Instructions for the task:
Look through the listing for the word "this". Copy each line that has it.

══════

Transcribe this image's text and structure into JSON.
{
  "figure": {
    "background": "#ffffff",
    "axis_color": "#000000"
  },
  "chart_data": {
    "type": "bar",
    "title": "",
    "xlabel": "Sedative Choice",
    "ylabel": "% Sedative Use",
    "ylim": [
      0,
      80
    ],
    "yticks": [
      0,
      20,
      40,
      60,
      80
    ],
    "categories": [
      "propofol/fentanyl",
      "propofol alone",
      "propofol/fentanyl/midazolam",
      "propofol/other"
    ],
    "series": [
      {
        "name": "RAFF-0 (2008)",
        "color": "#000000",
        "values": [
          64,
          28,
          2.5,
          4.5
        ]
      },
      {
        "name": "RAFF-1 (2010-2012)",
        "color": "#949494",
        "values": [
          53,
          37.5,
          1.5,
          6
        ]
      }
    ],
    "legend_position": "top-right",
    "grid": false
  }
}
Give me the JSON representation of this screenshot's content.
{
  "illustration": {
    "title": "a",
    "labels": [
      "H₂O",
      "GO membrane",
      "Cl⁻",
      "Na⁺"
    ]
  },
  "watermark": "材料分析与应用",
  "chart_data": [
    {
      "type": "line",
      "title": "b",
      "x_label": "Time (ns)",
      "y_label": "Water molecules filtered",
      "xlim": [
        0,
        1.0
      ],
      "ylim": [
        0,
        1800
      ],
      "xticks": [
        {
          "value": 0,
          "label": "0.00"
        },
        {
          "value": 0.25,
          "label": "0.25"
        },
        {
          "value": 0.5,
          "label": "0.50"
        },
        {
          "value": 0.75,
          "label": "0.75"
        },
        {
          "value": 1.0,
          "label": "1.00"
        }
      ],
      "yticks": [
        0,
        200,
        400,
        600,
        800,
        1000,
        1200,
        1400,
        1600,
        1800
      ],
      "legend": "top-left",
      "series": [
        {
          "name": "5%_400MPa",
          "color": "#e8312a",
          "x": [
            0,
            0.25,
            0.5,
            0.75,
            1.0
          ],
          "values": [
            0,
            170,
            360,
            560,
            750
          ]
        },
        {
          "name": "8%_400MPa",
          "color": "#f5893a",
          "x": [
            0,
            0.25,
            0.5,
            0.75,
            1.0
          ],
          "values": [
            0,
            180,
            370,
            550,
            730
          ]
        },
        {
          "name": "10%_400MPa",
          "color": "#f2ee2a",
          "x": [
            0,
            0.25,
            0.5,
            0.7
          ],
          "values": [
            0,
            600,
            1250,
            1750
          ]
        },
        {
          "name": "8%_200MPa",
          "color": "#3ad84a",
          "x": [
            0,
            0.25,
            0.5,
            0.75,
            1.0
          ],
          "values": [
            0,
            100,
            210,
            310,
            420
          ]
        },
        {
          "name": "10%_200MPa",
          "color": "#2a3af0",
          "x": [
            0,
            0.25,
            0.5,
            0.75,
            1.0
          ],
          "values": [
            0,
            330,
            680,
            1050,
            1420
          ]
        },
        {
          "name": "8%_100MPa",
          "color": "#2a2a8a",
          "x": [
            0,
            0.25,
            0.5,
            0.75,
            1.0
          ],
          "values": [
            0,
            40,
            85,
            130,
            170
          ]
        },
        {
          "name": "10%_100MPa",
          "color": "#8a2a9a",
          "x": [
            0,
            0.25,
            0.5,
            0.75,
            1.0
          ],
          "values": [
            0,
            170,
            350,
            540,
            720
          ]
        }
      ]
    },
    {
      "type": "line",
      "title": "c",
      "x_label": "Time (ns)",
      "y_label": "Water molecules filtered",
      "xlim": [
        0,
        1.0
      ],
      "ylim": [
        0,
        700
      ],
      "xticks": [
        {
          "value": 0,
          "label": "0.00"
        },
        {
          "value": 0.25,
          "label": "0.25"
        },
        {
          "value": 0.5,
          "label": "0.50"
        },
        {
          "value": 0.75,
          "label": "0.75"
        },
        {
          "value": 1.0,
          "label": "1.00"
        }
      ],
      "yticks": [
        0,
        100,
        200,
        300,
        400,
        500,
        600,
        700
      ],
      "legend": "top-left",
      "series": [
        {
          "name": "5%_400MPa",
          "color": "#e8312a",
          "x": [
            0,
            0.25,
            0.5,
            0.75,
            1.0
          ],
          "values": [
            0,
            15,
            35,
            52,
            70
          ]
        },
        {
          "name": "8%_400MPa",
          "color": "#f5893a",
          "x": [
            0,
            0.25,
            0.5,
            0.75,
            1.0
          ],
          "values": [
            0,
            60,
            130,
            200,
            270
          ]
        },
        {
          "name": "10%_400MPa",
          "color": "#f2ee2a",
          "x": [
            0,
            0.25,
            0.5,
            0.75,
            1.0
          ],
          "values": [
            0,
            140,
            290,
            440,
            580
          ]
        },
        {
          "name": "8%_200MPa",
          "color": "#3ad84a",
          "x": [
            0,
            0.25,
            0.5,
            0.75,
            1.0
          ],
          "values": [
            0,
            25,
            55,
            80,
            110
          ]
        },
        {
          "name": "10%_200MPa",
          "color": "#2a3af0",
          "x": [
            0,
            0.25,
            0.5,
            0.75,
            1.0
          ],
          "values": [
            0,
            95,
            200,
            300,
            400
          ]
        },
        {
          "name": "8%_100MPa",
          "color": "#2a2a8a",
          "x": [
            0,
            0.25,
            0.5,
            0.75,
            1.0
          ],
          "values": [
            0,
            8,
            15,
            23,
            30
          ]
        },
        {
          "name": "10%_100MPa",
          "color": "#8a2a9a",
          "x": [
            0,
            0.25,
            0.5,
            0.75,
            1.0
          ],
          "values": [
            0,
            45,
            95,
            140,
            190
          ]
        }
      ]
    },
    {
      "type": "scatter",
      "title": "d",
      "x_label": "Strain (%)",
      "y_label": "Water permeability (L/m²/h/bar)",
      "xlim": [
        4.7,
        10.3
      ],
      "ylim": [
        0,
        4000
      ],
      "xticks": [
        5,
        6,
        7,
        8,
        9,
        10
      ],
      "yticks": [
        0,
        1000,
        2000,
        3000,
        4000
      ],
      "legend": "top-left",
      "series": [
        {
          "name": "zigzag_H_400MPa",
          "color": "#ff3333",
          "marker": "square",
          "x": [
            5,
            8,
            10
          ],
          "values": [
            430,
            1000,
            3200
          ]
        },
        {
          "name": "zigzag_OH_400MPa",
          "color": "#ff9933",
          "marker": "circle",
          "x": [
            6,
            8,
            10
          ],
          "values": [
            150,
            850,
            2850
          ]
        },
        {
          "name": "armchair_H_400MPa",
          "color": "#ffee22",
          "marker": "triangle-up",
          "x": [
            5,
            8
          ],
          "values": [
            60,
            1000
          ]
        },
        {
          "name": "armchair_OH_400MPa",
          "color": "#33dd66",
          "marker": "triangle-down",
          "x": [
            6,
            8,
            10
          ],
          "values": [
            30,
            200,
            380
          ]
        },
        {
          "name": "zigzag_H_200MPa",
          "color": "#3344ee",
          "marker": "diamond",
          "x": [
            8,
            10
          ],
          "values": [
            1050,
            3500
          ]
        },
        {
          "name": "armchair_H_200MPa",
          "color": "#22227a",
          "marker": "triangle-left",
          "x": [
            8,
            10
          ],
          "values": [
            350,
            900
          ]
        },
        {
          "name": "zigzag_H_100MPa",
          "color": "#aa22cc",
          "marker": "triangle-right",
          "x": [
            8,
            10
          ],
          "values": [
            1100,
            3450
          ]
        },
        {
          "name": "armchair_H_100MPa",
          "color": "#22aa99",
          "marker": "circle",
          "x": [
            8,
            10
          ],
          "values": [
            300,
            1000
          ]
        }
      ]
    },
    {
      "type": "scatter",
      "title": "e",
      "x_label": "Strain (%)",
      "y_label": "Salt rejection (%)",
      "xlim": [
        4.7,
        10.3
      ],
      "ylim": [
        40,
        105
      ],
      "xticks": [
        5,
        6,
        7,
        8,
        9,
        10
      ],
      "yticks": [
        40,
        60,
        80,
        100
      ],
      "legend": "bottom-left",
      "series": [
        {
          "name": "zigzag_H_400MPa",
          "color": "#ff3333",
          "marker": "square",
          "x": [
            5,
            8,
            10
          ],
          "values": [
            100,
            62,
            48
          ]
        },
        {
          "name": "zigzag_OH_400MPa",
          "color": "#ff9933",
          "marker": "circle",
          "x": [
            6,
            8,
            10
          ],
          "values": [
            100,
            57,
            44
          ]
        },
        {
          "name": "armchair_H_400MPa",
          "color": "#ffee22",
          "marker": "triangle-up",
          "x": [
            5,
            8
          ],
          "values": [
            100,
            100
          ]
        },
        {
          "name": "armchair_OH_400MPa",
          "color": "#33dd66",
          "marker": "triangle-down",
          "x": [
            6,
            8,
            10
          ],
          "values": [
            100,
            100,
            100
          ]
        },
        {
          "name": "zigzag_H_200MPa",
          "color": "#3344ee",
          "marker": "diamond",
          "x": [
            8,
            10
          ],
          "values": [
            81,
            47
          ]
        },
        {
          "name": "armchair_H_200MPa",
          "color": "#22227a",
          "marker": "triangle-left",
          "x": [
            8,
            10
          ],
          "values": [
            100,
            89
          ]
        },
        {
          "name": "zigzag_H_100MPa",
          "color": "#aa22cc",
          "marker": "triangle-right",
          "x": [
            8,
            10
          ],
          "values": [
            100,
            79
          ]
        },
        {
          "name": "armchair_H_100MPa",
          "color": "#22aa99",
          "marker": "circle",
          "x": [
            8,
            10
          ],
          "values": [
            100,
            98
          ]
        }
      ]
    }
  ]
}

══════

The answer:
Transcribe this image's text and structure into JSON.
Give me the JSON representation of this screenshot's content.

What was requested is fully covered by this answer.